Dataset rows about figures:
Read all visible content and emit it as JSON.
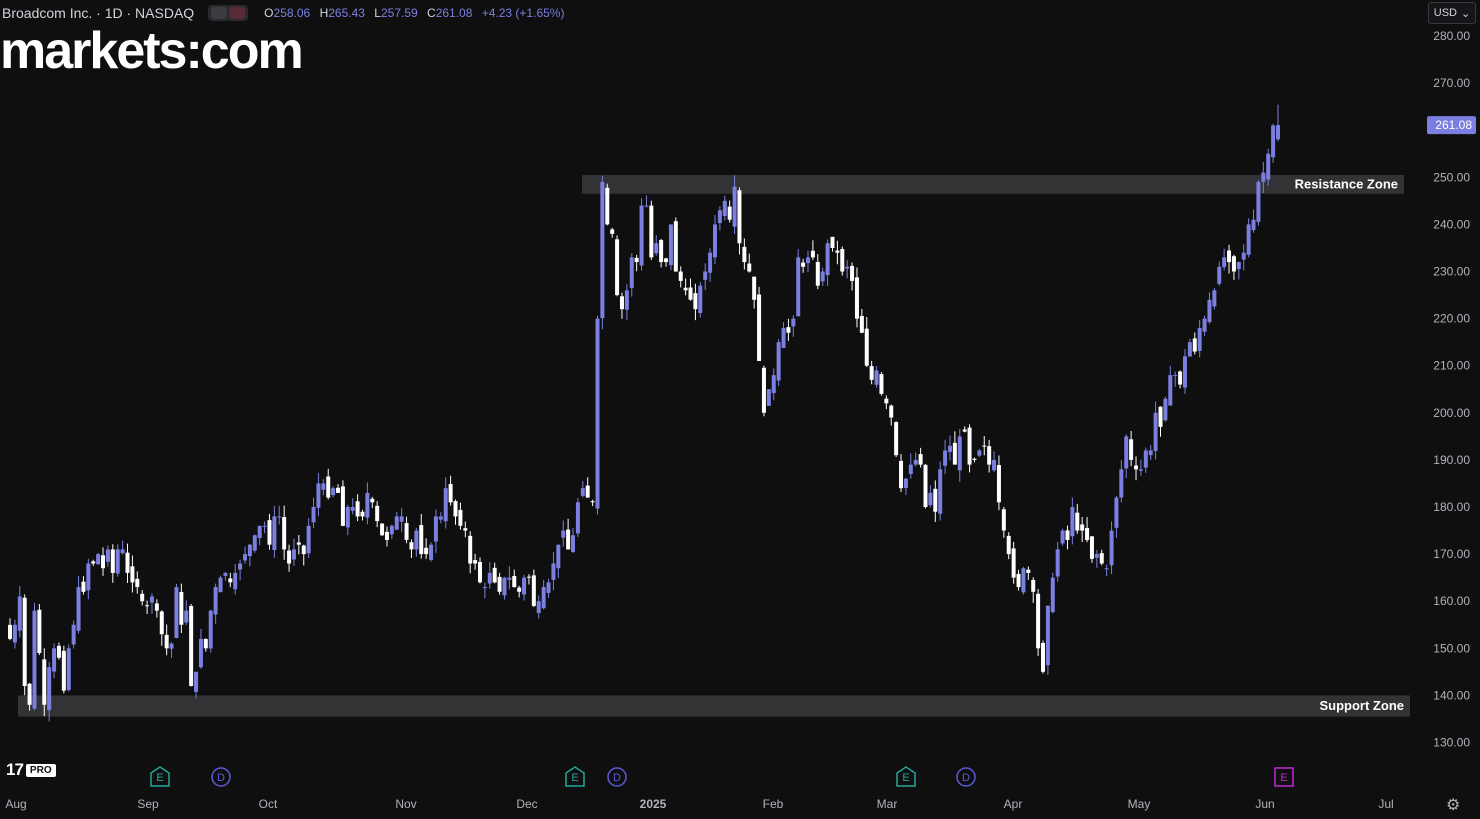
{
  "header": {
    "symbol": "Broadcom Inc. · 1D · NASDAQ",
    "open_label": "O",
    "open": "258.06",
    "high_label": "H",
    "high": "265.43",
    "low_label": "L",
    "low": "257.59",
    "close_label": "C",
    "close": "261.08",
    "change": "+4.23 (+1.65%)"
  },
  "brand": {
    "logo_text": "markets:com"
  },
  "currency": {
    "label": "USD"
  },
  "platform": {
    "tv": "17",
    "pro": "PRO"
  },
  "colors": {
    "bull": "#7b7fe0",
    "bear": "#ffffff",
    "background": "#0f0f10",
    "zone": "#3a3a3d",
    "earnings": "#26a69a",
    "dividend": "#5b5bd6",
    "upcoming_earnings": "#c026d3"
  },
  "chart_data": {
    "type": "candlestick",
    "ylim": [
      125,
      285
    ],
    "yticks": [
      130,
      140,
      150,
      160,
      170,
      180,
      190,
      200,
      210,
      220,
      230,
      240,
      250,
      260,
      270,
      280
    ],
    "ytick_labels": [
      "130.00",
      "140.00",
      "150.00",
      "160.00",
      "170.00",
      "180.00",
      "190.00",
      "200.00",
      "210.00",
      "220.00",
      "230.00",
      "240.00",
      "250.00",
      "260.00",
      "270.00",
      "280.00"
    ],
    "last_price_label": "261.08",
    "last_price": 261.08,
    "x_months": [
      "Aug",
      "Sep",
      "Oct",
      "Nov",
      "Dec",
      "2025",
      "Feb",
      "Mar",
      "Apr",
      "May",
      "Jun",
      "Jul"
    ],
    "zones": [
      {
        "label": "Resistance Zone",
        "low": 246.5,
        "high": 250.5,
        "start": "Dec"
      },
      {
        "label": "Support Zone",
        "low": 135.5,
        "high": 140,
        "start": "Aug"
      }
    ],
    "events": [
      {
        "type": "earnings",
        "label": "E",
        "near": "Sep"
      },
      {
        "type": "dividend",
        "label": "D",
        "near": "Sep"
      },
      {
        "type": "earnings",
        "label": "E",
        "near": "Dec"
      },
      {
        "type": "dividend",
        "label": "D",
        "near": "Dec"
      },
      {
        "type": "earnings",
        "label": "E",
        "near": "Mar"
      },
      {
        "type": "dividend",
        "label": "D",
        "near": "Mar"
      },
      {
        "type": "earnings",
        "label": "E",
        "near": "Jun",
        "upcoming": true
      }
    ],
    "closes": [
      152,
      155,
      161,
      142,
      138,
      158,
      149,
      138,
      146,
      150,
      148,
      141,
      150,
      155,
      163,
      162,
      168,
      168,
      170,
      167,
      171,
      166,
      171,
      171,
      166,
      164,
      163,
      160,
      159,
      161,
      158,
      153,
      150,
      151,
      163,
      155,
      158,
      142,
      145,
      152,
      150,
      158,
      163,
      165,
      166,
      164,
      166,
      168,
      170,
      172,
      174,
      176,
      176,
      172,
      178,
      178,
      171,
      168,
      171,
      172,
      170,
      176,
      180,
      185,
      185,
      182,
      184,
      183,
      176,
      180,
      180,
      178,
      178,
      183,
      181,
      177,
      174,
      173,
      176,
      178,
      178,
      173,
      171,
      175,
      170,
      170,
      172,
      178,
      178,
      184,
      181,
      178,
      176,
      175,
      168,
      168,
      164,
      163,
      166,
      164,
      162,
      165,
      165,
      163,
      162,
      165,
      165,
      159,
      160,
      163,
      164,
      168,
      172,
      175,
      171,
      174,
      181,
      184,
      182,
      181,
      220,
      249,
      240,
      238,
      225,
      222,
      226,
      233,
      232,
      244,
      244,
      233,
      236,
      232,
      232,
      240,
      230,
      228,
      226,
      224,
      222,
      227,
      230,
      234,
      240,
      243,
      245,
      241,
      248,
      236,
      232,
      230,
      224,
      211,
      200,
      205,
      208,
      215,
      218,
      217,
      220,
      233,
      231,
      233,
      233,
      227,
      230,
      236,
      235,
      234,
      230,
      231,
      228,
      220,
      217,
      210,
      207,
      209,
      204,
      202,
      199,
      191,
      184,
      186,
      189,
      190,
      189,
      180,
      183,
      179,
      188,
      192,
      193,
      189,
      195,
      196,
      189,
      190,
      192,
      193,
      189,
      190,
      181,
      175,
      170,
      165,
      163,
      167,
      166,
      162,
      150,
      145,
      159,
      165,
      171,
      175,
      173,
      180,
      175,
      175,
      173,
      169,
      170,
      168,
      167,
      175,
      182,
      188,
      195,
      190,
      188,
      188,
      192,
      192,
      200,
      197,
      203,
      208,
      208,
      206,
      212,
      215,
      213,
      218,
      220,
      224,
      226,
      231,
      233,
      232,
      230,
      232,
      234,
      240,
      241,
      249,
      251,
      255,
      261,
      261.08
    ]
  }
}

- _WHAT IS NEEDED_
Repeat each line of the records above exactly, but do not copy the pictures.

- _SOLUTION TO THE PROBLEM_
Read all visible content and emit it as JSON.
{
  "header": {
    "symbol": "Broadcom Inc. · 1D · NASDAQ",
    "open_label": "O",
    "open": "258.06",
    "high_label": "H",
    "high": "265.43",
    "low_label": "L",
    "low": "257.59",
    "close_label": "C",
    "close": "261.08",
    "change": "+4.23 (+1.65%)"
  },
  "brand": {
    "logo_text": "markets:com"
  },
  "currency": {
    "label": "USD"
  },
  "platform": {
    "tv": "17",
    "pro": "PRO"
  },
  "colors": {
    "bull": "#7b7fe0",
    "bear": "#ffffff",
    "background": "#0f0f10",
    "zone": "#3a3a3d",
    "earnings": "#26a69a",
    "dividend": "#5b5bd6",
    "upcoming_earnings": "#c026d3"
  },
  "chart_data": {
    "type": "candlestick",
    "ylim": [
      125,
      285
    ],
    "yticks": [
      130,
      140,
      150,
      160,
      170,
      180,
      190,
      200,
      210,
      220,
      230,
      240,
      250,
      260,
      270,
      280
    ],
    "ytick_labels": [
      "130.00",
      "140.00",
      "150.00",
      "160.00",
      "170.00",
      "180.00",
      "190.00",
      "200.00",
      "210.00",
      "220.00",
      "230.00",
      "240.00",
      "250.00",
      "260.00",
      "270.00",
      "280.00"
    ],
    "last_price_label": "261.08",
    "last_price": 261.08,
    "x_months": [
      "Aug",
      "Sep",
      "Oct",
      "Nov",
      "Dec",
      "2025",
      "Feb",
      "Mar",
      "Apr",
      "May",
      "Jun",
      "Jul"
    ],
    "zones": [
      {
        "label": "Resistance Zone",
        "low": 246.5,
        "high": 250.5,
        "start": "Dec"
      },
      {
        "label": "Support Zone",
        "low": 135.5,
        "high": 140,
        "start": "Aug"
      }
    ],
    "events": [
      {
        "type": "earnings",
        "label": "E",
        "near": "Sep"
      },
      {
        "type": "dividend",
        "label": "D",
        "near": "Sep"
      },
      {
        "type": "earnings",
        "label": "E",
        "near": "Dec"
      },
      {
        "type": "dividend",
        "label": "D",
        "near": "Dec"
      },
      {
        "type": "earnings",
        "label": "E",
        "near": "Mar"
      },
      {
        "type": "dividend",
        "label": "D",
        "near": "Mar"
      },
      {
        "type": "earnings",
        "label": "E",
        "near": "Jun",
        "upcoming": true
      }
    ],
    "closes": [
      152,
      155,
      161,
      142,
      138,
      158,
      149,
      138,
      146,
      150,
      148,
      141,
      150,
      155,
      163,
      162,
      168,
      168,
      170,
      167,
      171,
      166,
      171,
      171,
      166,
      164,
      163,
      160,
      159,
      161,
      158,
      153,
      150,
      151,
      163,
      155,
      158,
      142,
      145,
      152,
      150,
      158,
      163,
      165,
      166,
      164,
      166,
      168,
      170,
      172,
      174,
      176,
      176,
      172,
      178,
      178,
      171,
      168,
      171,
      172,
      170,
      176,
      180,
      185,
      185,
      182,
      184,
      183,
      176,
      180,
      180,
      178,
      178,
      183,
      181,
      177,
      174,
      173,
      176,
      178,
      178,
      173,
      171,
      175,
      170,
      170,
      172,
      178,
      178,
      184,
      181,
      178,
      176,
      175,
      168,
      168,
      164,
      163,
      166,
      164,
      162,
      165,
      165,
      163,
      162,
      165,
      165,
      159,
      160,
      163,
      164,
      168,
      172,
      175,
      171,
      174,
      181,
      184,
      182,
      181,
      220,
      249,
      240,
      238,
      225,
      222,
      226,
      233,
      232,
      244,
      244,
      233,
      236,
      232,
      232,
      240,
      230,
      228,
      226,
      224,
      222,
      227,
      230,
      234,
      240,
      243,
      245,
      241,
      248,
      236,
      232,
      230,
      224,
      211,
      200,
      205,
      208,
      215,
      218,
      217,
      220,
      233,
      231,
      233,
      233,
      227,
      230,
      236,
      235,
      234,
      230,
      231,
      228,
      220,
      217,
      210,
      207,
      209,
      204,
      202,
      199,
      191,
      184,
      186,
      189,
      190,
      189,
      180,
      183,
      179,
      188,
      192,
      193,
      189,
      195,
      196,
      189,
      190,
      192,
      193,
      189,
      190,
      181,
      175,
      170,
      165,
      163,
      167,
      166,
      162,
      150,
      145,
      159,
      165,
      171,
      175,
      173,
      180,
      175,
      175,
      173,
      169,
      170,
      168,
      167,
      175,
      182,
      188,
      195,
      190,
      188,
      188,
      192,
      192,
      200,
      197,
      203,
      208,
      208,
      206,
      212,
      215,
      213,
      218,
      220,
      224,
      226,
      231,
      233,
      232,
      230,
      232,
      234,
      240,
      241,
      249,
      251,
      255,
      261,
      261.08
    ]
  }
}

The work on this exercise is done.